-------- Source text --------

We’ve collected and curated a variety of articles that will get you up to speed on Petya and offer a variety of viewpoints about this latest attack.

Also, read our Q&A with IBM Security's Wendi Whitmore where she goes into more detail about the nature of Petya, the global impact of the cyberattack, and what CISOs need to know in the aftermath.


These articles give detailed descriptions explaining everything technical that you want to know about Petya.

Petya Ransomware Campaign (IBM Security)

“While initially reported as another outbreak of wcry, X-Force attributes this activity to at least three new variants of Petya ransomware.”

Petya ransomware outbreak: Here’s what you need to know (Symantec)

Schroedinger’s Pet(ya) (Securelist)

“After an analysis of the encryption routine of the malware used in the Petya/ExPetr attacks, we have thought that the threat actor cannot decrypt victims’ disk, even if a payment was made. It appears this malware campaign was designed as a wiper pretending to be ransomware.”

--------

▶ **Task item**
In the text on Petya, what reason does the Securelist excerpt give for judging that the campaign was a wiper pretending to be ransomware? Answer in one to three sentences. The recorded data is not needed for the tasks.

-------- Dataset entries --------

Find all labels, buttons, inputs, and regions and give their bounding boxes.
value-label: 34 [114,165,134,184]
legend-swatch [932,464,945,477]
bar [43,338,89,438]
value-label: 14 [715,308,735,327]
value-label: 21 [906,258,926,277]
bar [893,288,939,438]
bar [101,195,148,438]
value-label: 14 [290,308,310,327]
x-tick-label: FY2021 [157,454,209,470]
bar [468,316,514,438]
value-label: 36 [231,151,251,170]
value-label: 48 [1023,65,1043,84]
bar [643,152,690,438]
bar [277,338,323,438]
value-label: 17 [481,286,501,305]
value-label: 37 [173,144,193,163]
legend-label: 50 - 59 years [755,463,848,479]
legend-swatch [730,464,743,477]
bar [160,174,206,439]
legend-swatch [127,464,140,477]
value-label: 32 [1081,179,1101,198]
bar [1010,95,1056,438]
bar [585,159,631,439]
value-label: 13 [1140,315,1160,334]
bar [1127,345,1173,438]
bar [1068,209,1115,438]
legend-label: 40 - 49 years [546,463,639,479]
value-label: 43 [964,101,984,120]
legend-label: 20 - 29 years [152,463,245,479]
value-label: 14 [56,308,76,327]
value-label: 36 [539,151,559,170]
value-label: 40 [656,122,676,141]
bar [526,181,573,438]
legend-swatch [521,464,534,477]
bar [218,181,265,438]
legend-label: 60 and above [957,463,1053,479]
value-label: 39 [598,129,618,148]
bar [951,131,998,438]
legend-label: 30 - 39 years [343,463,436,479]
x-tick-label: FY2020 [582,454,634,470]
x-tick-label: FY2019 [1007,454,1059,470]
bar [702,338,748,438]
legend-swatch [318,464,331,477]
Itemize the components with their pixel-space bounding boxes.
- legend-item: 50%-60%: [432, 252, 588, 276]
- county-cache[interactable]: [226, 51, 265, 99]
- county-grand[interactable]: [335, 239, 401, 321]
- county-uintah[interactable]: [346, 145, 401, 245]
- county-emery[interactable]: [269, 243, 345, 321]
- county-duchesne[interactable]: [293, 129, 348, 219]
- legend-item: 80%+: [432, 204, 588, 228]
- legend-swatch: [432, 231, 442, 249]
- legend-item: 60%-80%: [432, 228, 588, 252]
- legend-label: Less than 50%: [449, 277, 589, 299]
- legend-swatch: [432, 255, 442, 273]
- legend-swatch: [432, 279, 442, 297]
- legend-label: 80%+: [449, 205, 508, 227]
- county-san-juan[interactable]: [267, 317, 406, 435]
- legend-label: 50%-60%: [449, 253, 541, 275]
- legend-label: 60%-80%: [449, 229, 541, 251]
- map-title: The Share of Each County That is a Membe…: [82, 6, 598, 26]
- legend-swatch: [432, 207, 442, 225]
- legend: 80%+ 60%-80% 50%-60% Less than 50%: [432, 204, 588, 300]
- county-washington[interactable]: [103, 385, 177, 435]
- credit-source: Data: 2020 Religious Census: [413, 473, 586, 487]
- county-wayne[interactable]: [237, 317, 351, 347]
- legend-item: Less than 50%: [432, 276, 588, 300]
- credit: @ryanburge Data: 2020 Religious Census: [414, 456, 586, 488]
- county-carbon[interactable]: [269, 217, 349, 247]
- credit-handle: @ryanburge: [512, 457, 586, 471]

--------

▶ **Answer space**
After analyzing the encryption routine of the malware used in the Petya/ExPetr attacks, Securelist concluded that the threat actor cannot decrypt victims' disks, even if a payment is made. For that reason, the campaign appeared to be designed as a wiper pretending to be ransomware.